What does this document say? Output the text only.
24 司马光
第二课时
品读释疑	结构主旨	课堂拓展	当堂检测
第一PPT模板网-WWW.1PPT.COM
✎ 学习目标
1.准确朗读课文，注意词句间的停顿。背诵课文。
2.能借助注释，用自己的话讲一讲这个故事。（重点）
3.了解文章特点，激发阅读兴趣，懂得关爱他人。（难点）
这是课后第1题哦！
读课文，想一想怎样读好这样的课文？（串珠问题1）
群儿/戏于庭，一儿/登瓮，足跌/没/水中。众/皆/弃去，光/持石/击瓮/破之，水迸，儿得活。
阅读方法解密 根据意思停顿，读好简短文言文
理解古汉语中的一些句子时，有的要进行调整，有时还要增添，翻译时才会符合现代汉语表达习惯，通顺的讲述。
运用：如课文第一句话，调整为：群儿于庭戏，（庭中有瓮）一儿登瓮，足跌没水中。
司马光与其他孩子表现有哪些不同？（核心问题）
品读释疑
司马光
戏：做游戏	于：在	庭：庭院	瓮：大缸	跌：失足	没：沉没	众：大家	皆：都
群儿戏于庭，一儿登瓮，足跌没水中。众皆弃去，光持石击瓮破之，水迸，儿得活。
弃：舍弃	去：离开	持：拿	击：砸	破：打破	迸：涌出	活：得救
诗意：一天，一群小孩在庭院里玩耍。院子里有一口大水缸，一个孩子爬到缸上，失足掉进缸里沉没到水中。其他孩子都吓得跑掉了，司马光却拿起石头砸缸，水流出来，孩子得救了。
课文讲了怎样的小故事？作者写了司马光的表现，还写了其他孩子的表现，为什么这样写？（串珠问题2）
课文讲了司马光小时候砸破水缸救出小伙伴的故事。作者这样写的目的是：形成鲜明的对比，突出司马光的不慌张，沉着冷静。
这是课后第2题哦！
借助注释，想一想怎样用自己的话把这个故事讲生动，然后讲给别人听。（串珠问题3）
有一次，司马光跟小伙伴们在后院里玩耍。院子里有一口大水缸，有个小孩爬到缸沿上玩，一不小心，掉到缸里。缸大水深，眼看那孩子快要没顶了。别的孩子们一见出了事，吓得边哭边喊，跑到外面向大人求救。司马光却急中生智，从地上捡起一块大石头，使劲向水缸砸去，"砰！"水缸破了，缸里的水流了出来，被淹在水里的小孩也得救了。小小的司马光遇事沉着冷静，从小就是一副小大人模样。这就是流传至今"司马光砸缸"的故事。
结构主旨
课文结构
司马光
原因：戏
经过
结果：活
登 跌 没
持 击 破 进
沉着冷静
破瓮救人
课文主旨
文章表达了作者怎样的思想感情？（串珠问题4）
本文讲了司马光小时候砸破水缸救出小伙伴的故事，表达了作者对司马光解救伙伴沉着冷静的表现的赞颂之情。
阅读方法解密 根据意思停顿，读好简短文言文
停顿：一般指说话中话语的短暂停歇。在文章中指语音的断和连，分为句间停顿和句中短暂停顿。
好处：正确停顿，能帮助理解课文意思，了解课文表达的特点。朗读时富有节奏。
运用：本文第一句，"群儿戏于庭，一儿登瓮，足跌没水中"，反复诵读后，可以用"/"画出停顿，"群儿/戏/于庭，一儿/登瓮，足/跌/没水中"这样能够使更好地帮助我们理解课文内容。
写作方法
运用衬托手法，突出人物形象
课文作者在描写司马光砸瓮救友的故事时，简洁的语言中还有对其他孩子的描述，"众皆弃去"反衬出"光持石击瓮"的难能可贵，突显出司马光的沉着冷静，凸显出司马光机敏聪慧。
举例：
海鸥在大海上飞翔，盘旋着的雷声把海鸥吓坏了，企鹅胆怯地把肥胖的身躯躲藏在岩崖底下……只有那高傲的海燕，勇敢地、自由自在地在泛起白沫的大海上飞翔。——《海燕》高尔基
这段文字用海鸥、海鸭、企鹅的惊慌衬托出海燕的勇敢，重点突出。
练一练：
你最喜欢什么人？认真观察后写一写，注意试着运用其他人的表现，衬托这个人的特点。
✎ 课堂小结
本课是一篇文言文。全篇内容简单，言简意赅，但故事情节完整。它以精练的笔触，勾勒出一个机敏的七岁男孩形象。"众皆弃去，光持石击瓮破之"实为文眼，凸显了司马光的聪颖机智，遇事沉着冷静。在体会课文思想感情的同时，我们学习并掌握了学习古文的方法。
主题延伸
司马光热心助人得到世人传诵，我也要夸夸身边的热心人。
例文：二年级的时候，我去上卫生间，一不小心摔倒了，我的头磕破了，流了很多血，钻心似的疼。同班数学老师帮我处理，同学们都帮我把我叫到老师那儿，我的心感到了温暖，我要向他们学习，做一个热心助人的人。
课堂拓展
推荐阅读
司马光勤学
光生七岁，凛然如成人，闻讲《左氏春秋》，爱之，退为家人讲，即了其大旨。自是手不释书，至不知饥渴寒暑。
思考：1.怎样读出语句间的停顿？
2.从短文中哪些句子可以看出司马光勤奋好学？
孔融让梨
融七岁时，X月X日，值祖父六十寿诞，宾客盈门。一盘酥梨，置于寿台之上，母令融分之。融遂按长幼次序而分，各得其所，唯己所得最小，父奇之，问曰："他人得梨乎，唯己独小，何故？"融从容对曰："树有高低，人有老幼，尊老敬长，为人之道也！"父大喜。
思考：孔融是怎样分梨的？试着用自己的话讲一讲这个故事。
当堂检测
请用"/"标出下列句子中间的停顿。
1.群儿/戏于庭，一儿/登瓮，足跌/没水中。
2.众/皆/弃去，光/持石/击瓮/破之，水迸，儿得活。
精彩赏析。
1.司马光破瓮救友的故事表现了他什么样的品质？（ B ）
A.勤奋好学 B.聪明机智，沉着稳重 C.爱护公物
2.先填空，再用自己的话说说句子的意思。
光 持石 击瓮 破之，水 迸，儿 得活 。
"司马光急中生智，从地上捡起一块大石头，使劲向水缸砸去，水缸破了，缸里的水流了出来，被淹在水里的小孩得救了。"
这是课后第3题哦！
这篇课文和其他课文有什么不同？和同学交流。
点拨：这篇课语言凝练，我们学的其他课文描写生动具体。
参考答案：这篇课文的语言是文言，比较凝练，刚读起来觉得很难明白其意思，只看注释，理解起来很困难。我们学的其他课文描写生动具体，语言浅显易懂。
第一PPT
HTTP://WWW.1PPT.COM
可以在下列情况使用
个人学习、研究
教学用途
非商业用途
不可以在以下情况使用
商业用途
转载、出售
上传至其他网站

— What you need to do —
Extract every line containing the string "从地上捡起一块大石头" from the material.

— Exercise result —
有一次，司马光跟小伙伴们在后院里玩耍。院子里有一口大水缸，有个小孩爬到缸沿上玩，一不小心，掉到缸里。缸大水深，眼看那孩子快要没顶了。别的孩子们一见出了事，吓得边哭边喊，跑到外面向大人求救。司马光却急中生智，从地上捡起一块大石头，使劲向水缸砸去，"砰！"水缸破了，缸里的水流了出来，被淹在水里的小孩也得救了。小小的司马光遇事沉着冷静，从小就是一副小大人模样。这就是流传至今"司马光砸缸"的故事。
"司马光急中生智，从地上捡起一块大石头，使劲向水缸砸去，水缸破了，缸里的水流了出来，被淹在水里的小孩得救了。"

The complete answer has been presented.